WRITTEN PROBLEM – Identify the lines that contain the string "color", then copy each of them.

#### EXCERPTED DATA

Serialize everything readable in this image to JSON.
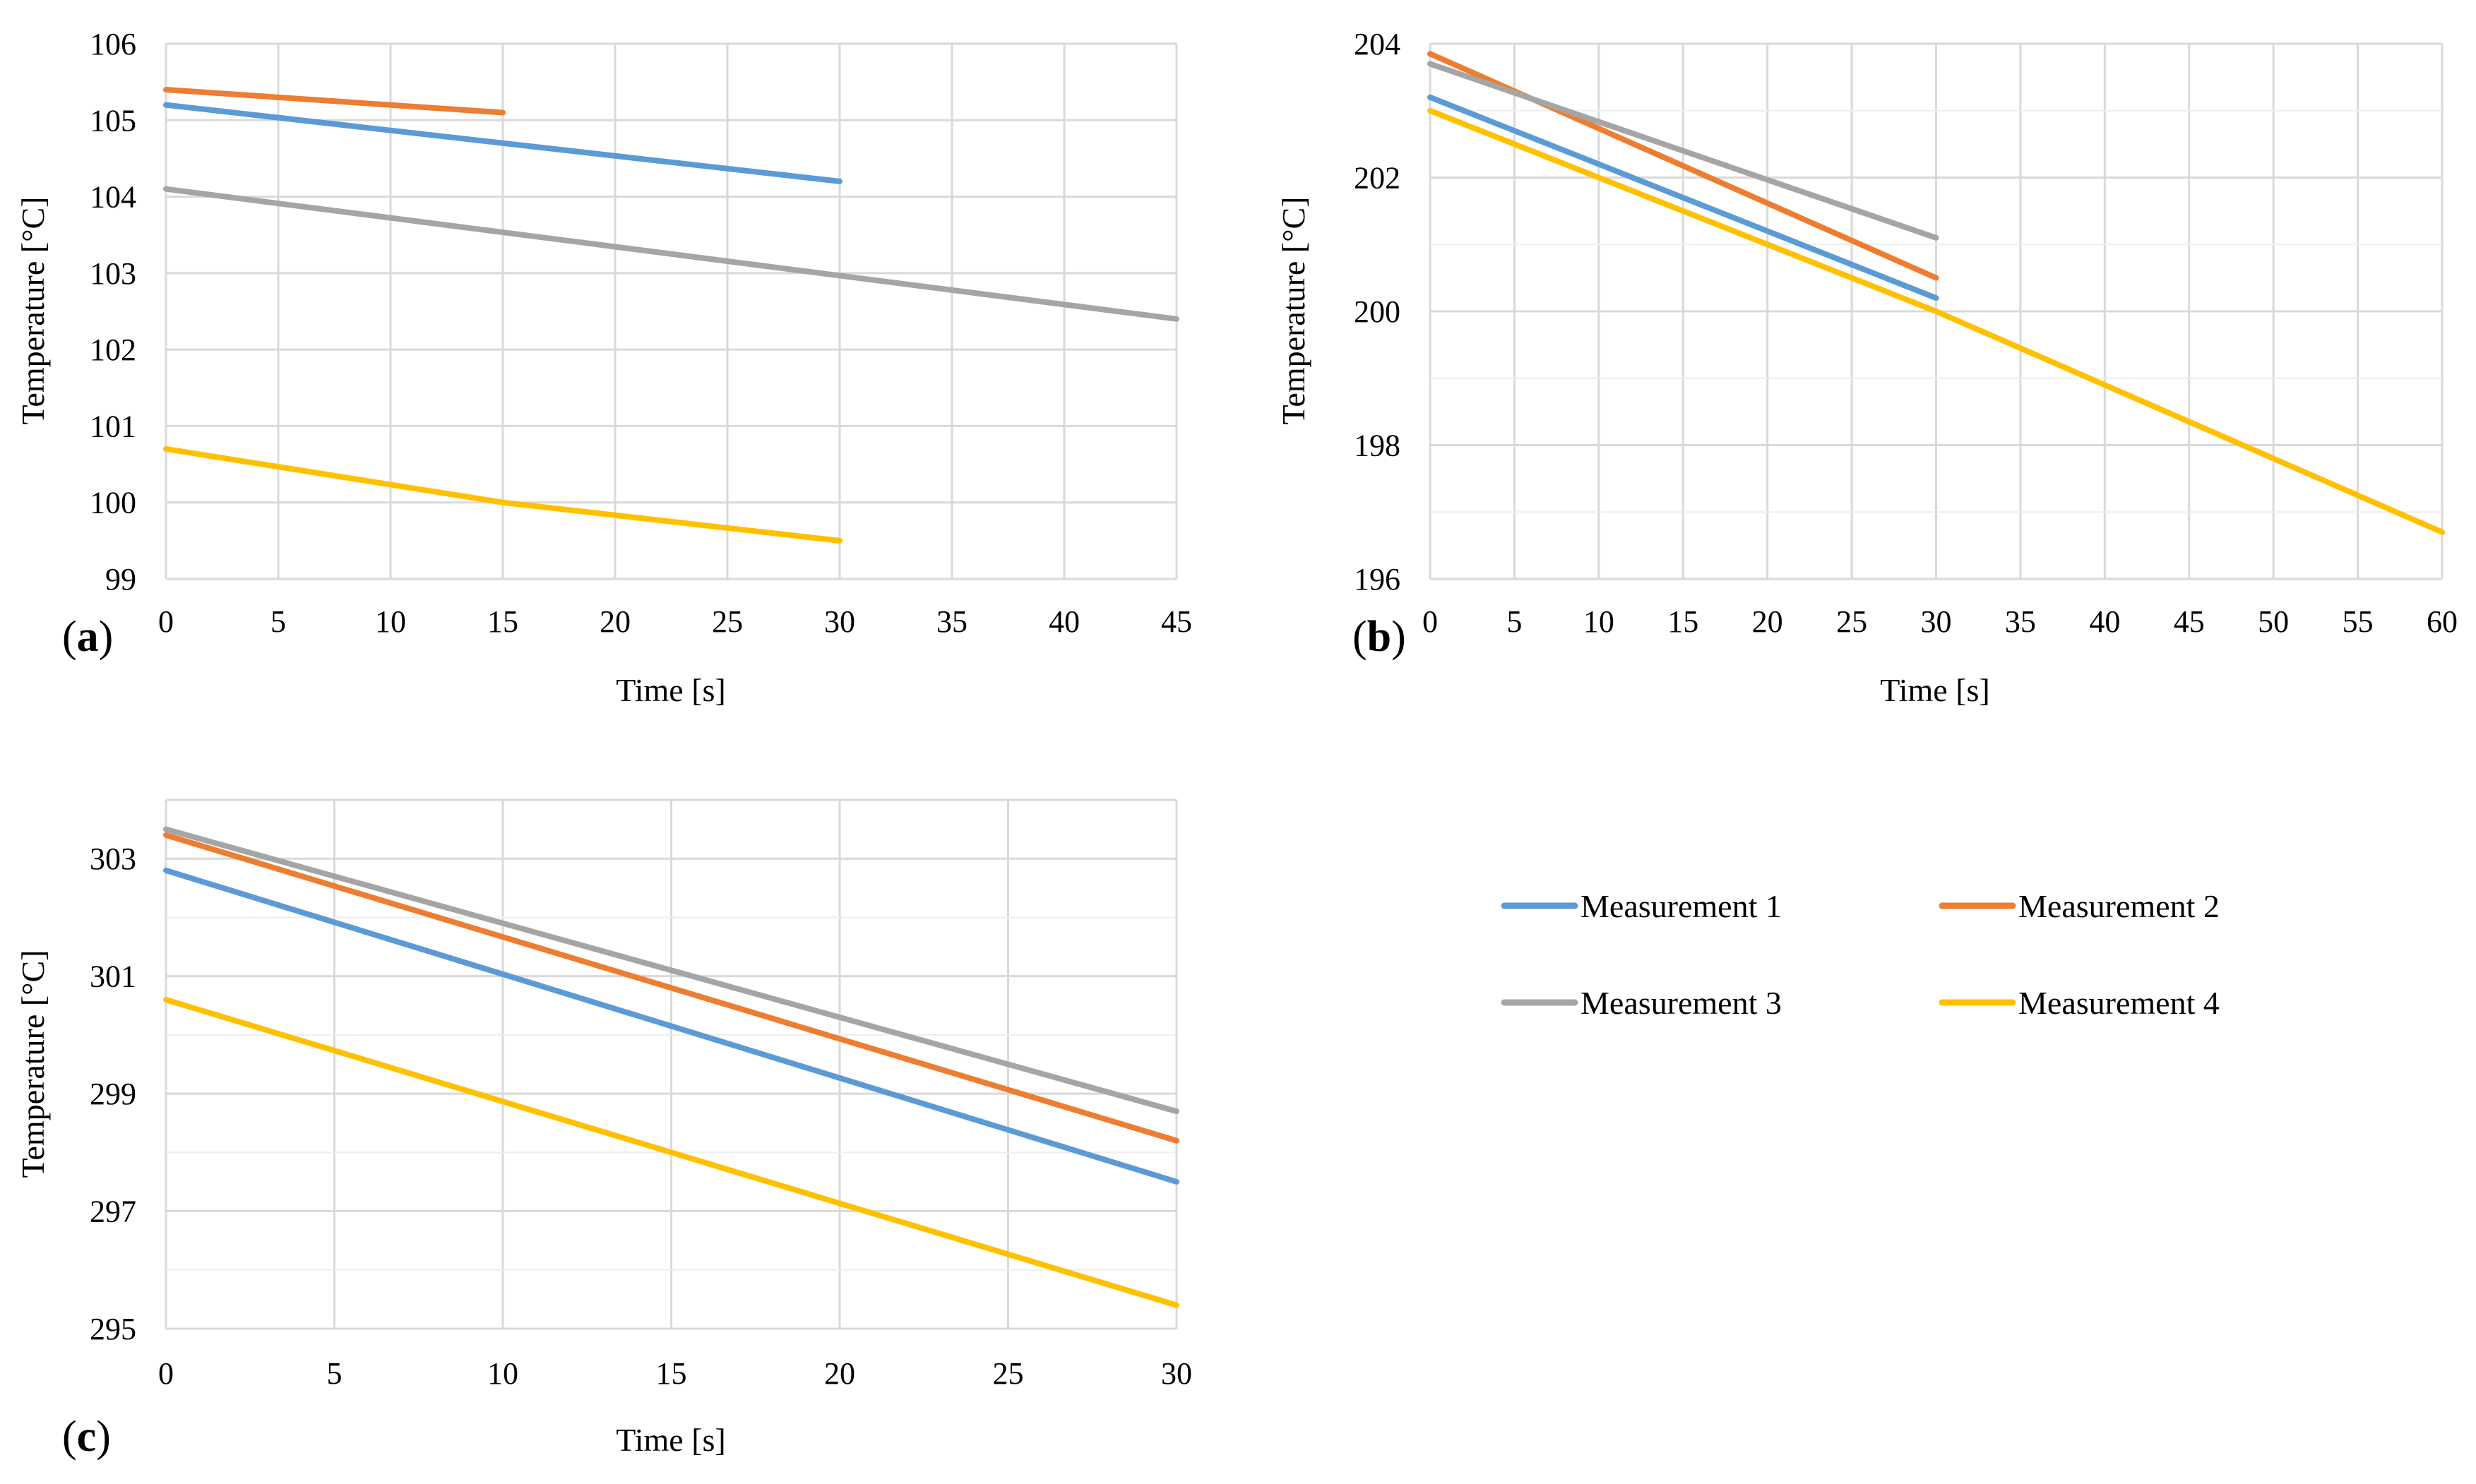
{
  "chart_data": [
    {
      "panel": "a",
      "label_text": "(a)",
      "type": "line",
      "xlabel": "Time [s]",
      "ylabel": "Temperature [°C]",
      "xlim": [
        0,
        45
      ],
      "ylim": [
        99,
        106
      ],
      "x_ticks": [
        0,
        5,
        10,
        15,
        20,
        25,
        30,
        35,
        40,
        45
      ],
      "y_ticks": [
        99,
        100,
        101,
        102,
        103,
        104,
        105,
        106
      ],
      "grid": true,
      "series": [
        {
          "name": "Measurement 1",
          "x": [
            0,
            30
          ],
          "y": [
            105.2,
            104.2
          ]
        },
        {
          "name": "Measurement 2",
          "x": [
            0,
            15
          ],
          "y": [
            105.4,
            105.1
          ]
        },
        {
          "name": "Measurement 3",
          "x": [
            0,
            45
          ],
          "y": [
            104.1,
            102.4
          ]
        },
        {
          "name": "Measurement 4",
          "x": [
            0,
            15,
            30
          ],
          "y": [
            100.7,
            100.0,
            99.5
          ]
        }
      ]
    },
    {
      "panel": "b",
      "label_text": "(b)",
      "type": "line",
      "xlabel": "Time [s]",
      "ylabel": "Temperature [°C]",
      "xlim": [
        0,
        60
      ],
      "ylim": [
        196,
        204
      ],
      "x_ticks": [
        0,
        5,
        10,
        15,
        20,
        25,
        30,
        35,
        40,
        45,
        50,
        55,
        60
      ],
      "y_ticks": [
        196,
        198,
        200,
        202,
        204
      ],
      "grid": true,
      "series": [
        {
          "name": "Measurement 1",
          "x": [
            0,
            30
          ],
          "y": [
            203.2,
            200.2
          ]
        },
        {
          "name": "Measurement 2",
          "x": [
            0,
            30
          ],
          "y": [
            203.85,
            200.5
          ]
        },
        {
          "name": "Measurement 3",
          "x": [
            0,
            30
          ],
          "y": [
            203.7,
            201.1
          ]
        },
        {
          "name": "Measurement 4",
          "x": [
            0,
            30,
            60
          ],
          "y": [
            203.0,
            200.0,
            196.7
          ]
        }
      ]
    },
    {
      "panel": "c",
      "label_text": "(c)",
      "type": "line",
      "xlabel": "Time [s]",
      "ylabel": "Temperature [°C]",
      "xlim": [
        0,
        30
      ],
      "ylim": [
        295,
        304
      ],
      "x_ticks": [
        0,
        5,
        10,
        15,
        20,
        25,
        30
      ],
      "y_ticks": [
        295,
        297,
        299,
        301,
        303
      ],
      "grid": true,
      "series": [
        {
          "name": "Measurement 1",
          "x": [
            0,
            30
          ],
          "y": [
            302.8,
            297.5
          ]
        },
        {
          "name": "Measurement 2",
          "x": [
            0,
            30
          ],
          "y": [
            303.4,
            298.2
          ]
        },
        {
          "name": "Measurement 3",
          "x": [
            0,
            30
          ],
          "y": [
            303.5,
            298.7
          ]
        },
        {
          "name": "Measurement 4",
          "x": [
            0,
            30
          ],
          "y": [
            300.6,
            295.4
          ]
        }
      ]
    }
  ],
  "legend": {
    "placement": "right of panel (c)",
    "items": [
      {
        "name": "Measurement 1",
        "color": "#5B9BD5"
      },
      {
        "name": "Measurement 2",
        "color": "#ED7D31"
      },
      {
        "name": "Measurement 3",
        "color": "#A5A5A5"
      },
      {
        "name": "Measurement 4",
        "color": "#FFC000"
      }
    ]
  }
}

########

TASK RESPONSE –
        "color": "#5B9BD5"
        "color": "#ED7D31"
        "color": "#A5A5A5"
        "color": "#FFC000"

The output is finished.